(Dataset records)
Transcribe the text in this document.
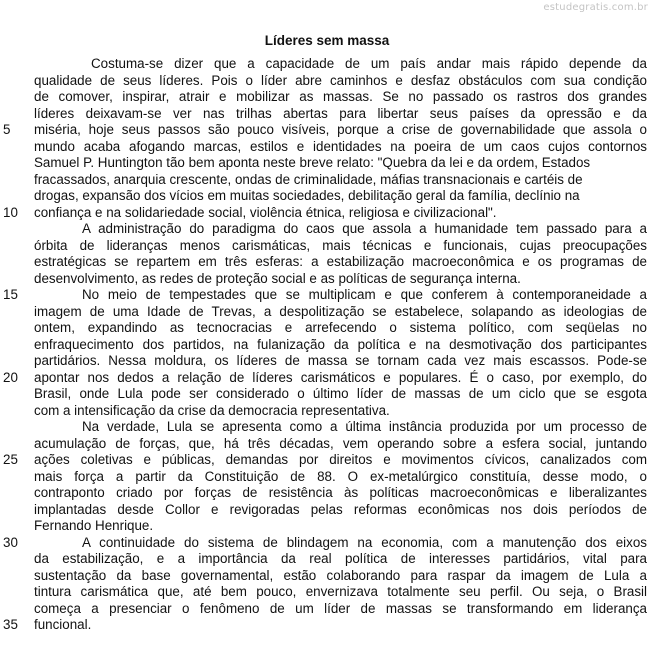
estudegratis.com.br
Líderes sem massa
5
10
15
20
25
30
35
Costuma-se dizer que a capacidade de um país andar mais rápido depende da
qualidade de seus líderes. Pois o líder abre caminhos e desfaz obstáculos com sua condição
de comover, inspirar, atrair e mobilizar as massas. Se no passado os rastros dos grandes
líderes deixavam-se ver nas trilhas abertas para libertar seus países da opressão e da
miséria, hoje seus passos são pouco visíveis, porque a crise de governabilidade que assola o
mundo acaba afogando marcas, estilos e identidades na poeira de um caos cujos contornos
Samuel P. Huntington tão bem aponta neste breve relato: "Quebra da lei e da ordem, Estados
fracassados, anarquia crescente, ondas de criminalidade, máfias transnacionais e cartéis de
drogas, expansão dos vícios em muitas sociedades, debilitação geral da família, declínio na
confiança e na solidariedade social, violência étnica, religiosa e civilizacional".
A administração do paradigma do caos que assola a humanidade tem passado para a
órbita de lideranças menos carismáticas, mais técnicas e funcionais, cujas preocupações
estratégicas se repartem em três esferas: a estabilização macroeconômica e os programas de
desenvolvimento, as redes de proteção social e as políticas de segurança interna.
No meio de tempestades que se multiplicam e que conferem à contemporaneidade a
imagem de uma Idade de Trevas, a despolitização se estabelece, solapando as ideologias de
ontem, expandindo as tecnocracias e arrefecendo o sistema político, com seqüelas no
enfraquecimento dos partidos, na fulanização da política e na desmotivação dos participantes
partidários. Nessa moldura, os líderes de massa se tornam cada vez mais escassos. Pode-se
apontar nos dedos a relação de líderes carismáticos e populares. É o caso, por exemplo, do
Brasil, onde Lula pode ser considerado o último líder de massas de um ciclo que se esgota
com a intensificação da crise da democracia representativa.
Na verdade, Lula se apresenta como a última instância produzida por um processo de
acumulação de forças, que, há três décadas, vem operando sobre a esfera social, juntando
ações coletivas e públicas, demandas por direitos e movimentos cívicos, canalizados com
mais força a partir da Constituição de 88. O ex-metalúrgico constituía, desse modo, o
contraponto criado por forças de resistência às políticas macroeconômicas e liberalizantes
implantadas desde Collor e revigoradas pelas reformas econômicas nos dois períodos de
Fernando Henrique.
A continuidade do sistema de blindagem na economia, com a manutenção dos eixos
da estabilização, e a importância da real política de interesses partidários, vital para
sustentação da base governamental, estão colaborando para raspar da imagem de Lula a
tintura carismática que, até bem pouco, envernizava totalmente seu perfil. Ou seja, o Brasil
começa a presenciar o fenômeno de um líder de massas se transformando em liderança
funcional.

Exercise aim =>
Go through the records above and copy every line with the word "seus".

Response =>
qualidade de seus líderes. Pois o líder abre caminhos e desfaz obstáculos com sua condição
líderes deixavam-se ver nas trilhas abertas para libertar seus países da opressão e da
miséria, hoje seus passos são pouco visíveis, porque a crise de governabilidade que assola o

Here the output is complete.